··· EXCERPTED TEXT ···
However, any increase in Chinese buying is unlikely to be enough to offset weakness elsewhere, at least in the short term. Although demand in the U.S. is bottoming-out (assisted by continued strong activity in the construction sector), industrial production remains sluggish, and there is little sign that successive interest rate cuts are doing much to improve expectations. De-stocking has exacerbated the downturn in copper demand so far this year, but if this is now over, then the worst for European copper demand may now be behind us. Still, big improvements are unlikely any time soon since end-use demand is still sluggish. Indeed, recent data suggest there is a risk of further deterioration.

After briefly dipping below US$1,500 per tonne in mid-week, aluminum prices recovered strongly to end the report period at US$1,540 per tonne (just above key overhead resistance). Production cuts due to power shortages (both actual and rumoured) again proved to be the main influence on prices, preventing a slide that at one stage looked as if it could return the LME 3-month price to the US$1,480-1,500-per-tonne trading range of late March and early April.

Meanwhile, nearby spread tightness continued to ease, causing LME 3-month backwardation to contract. Tightness may emerge again, depending on how much of the fund short position has been rolled forward into June or July, but the delivery of almost 100,000 tonnes of metal into LME warehouses in recent weeks should mean that lending will be a little more forthcoming next time around. This assumes that stocks do not fall rapidly in the short term, and with cancelled warrants at only 14,000 tonnes (compared with more than 80,000 tonnes at this time last year), such a fall seems unlikely.

In the week ahead, the market will be watching nervously for any news on production levels at Alcan’s 272,000-tonne-per-year Kitimat smelter in British Columbia. There was some speculation that Alcan was about to announce a substantial closure, though the company insists it has not yet reached a decision. We believe a major production cut at the plant is inevitable. If water levels in the reservoirs that supply hydroelectric power to the plant do not rise soon, the situation will become critical, and local weather forecasts suggest that drought conditions in the region will continue for at least another three months.

Alcan has already cut production at Kitimat by 40,000 tonnes over the next 16 months, and it recently announced it will be lowering output in Brazil by 12,000 tonnes this year, owing to low availability of hydro there as well. Other smelters in Brazil are likely to announce cuts after a plan to conserve energy was announced on May 18. The plan calls for energy-users to make voluntary cuts of up to 20% of consumption. This could put up to 200,000 tonnes of Brazilian aluminum production at risk.

Alcoa announced it will curtail its remaining 115,000 tonnes per year of production in the northwestern U.S. As well, the major will forego the fixed-rate Bonneville Power Administration supply to which it is entitled from October onward. The implication is that Alcoa will be keeping its 530,000 tonnes of idled smelting capacity in the region off-line for the next two years. Other companies in the region will likely follow suit.
···
In the metals market excerpt, what is the annual production capacity of Alcan's Kitimat smelter in British Columbia?
··· GIVEN MATERIAL ···
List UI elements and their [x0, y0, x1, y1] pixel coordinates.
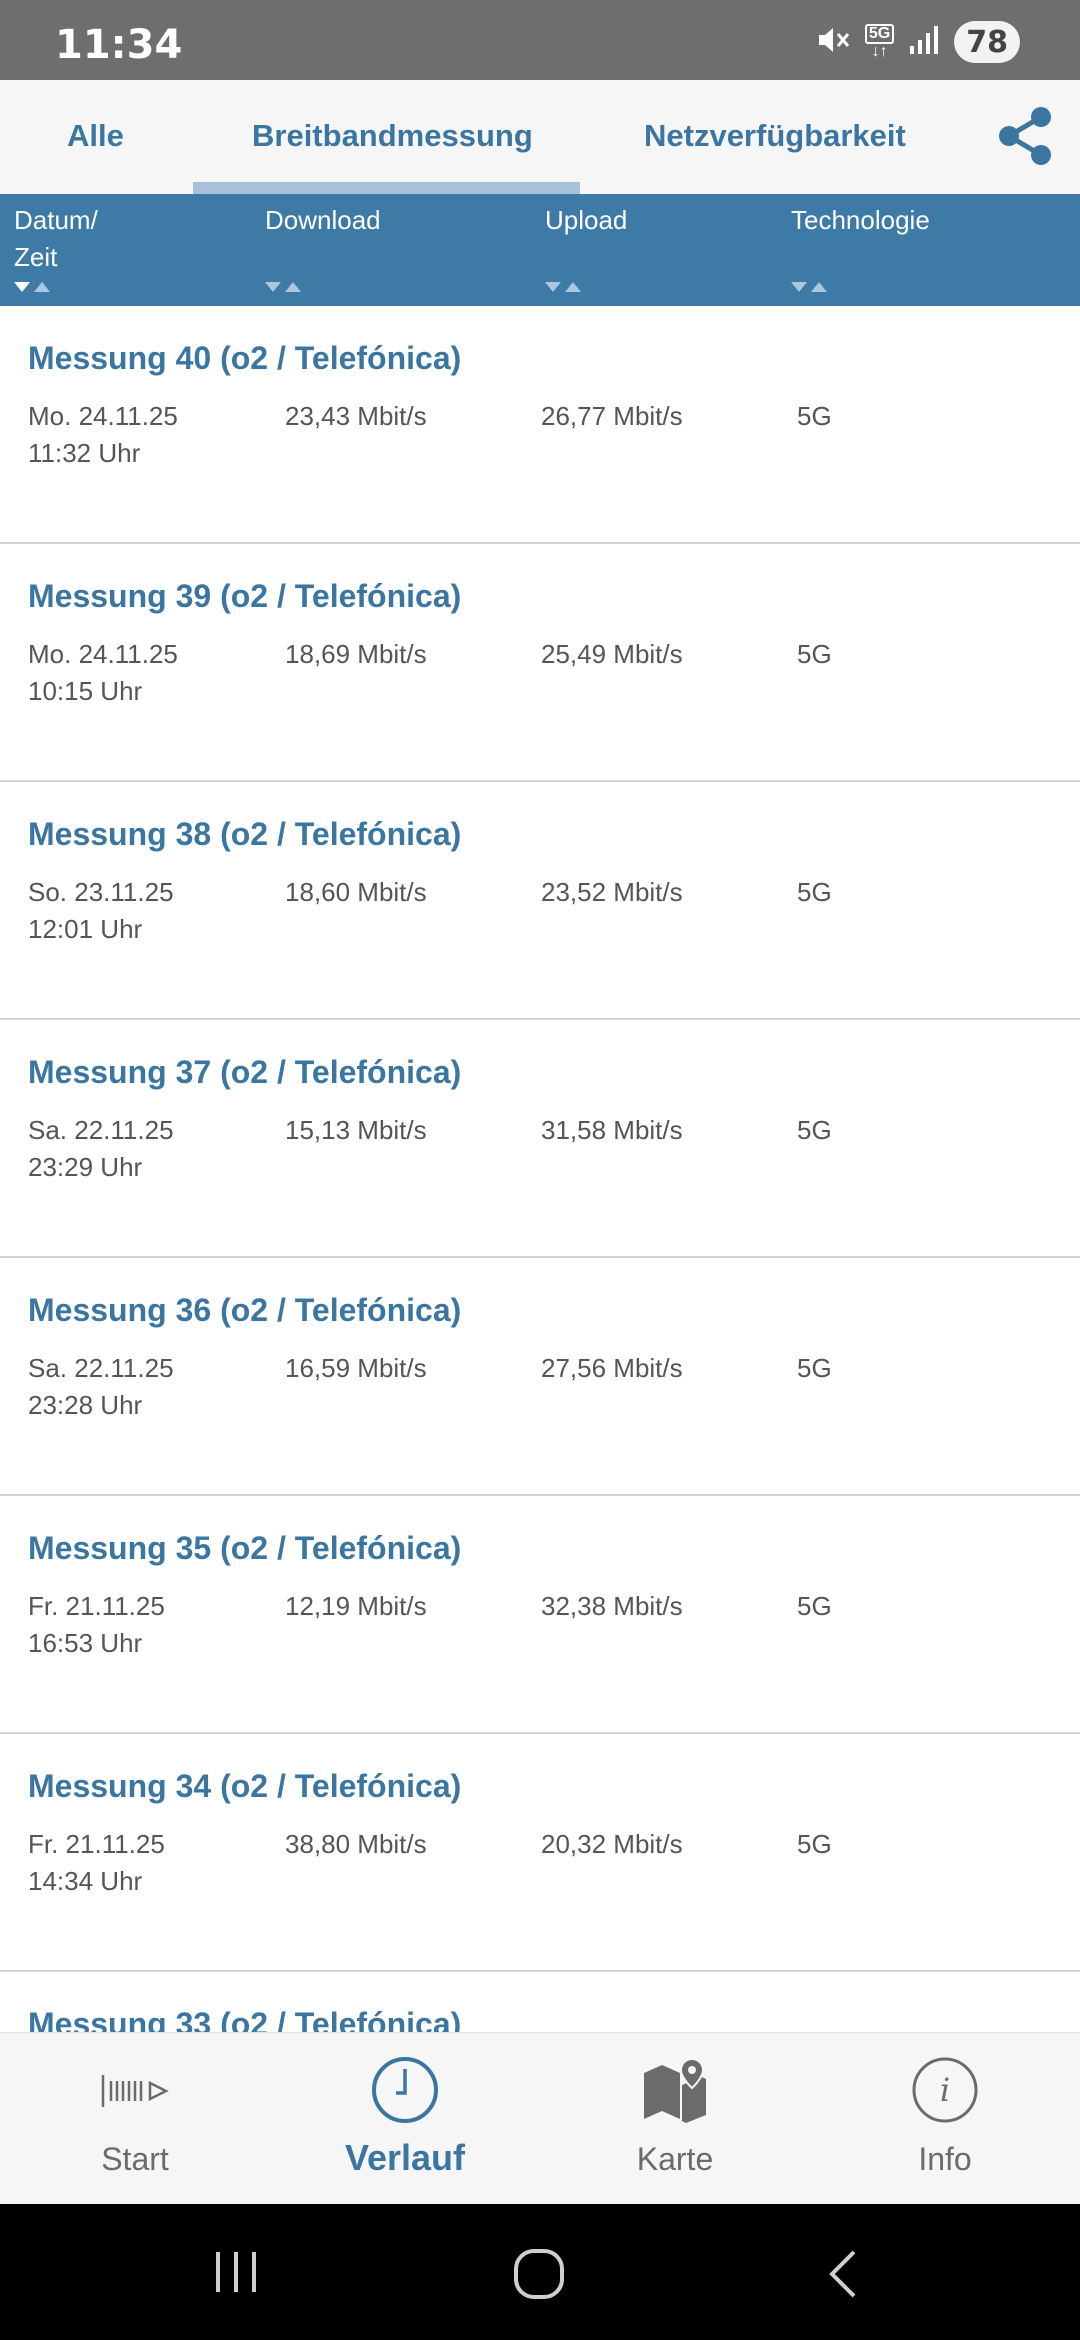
···
→ THE SOLUTION:
272,000 tonnes per year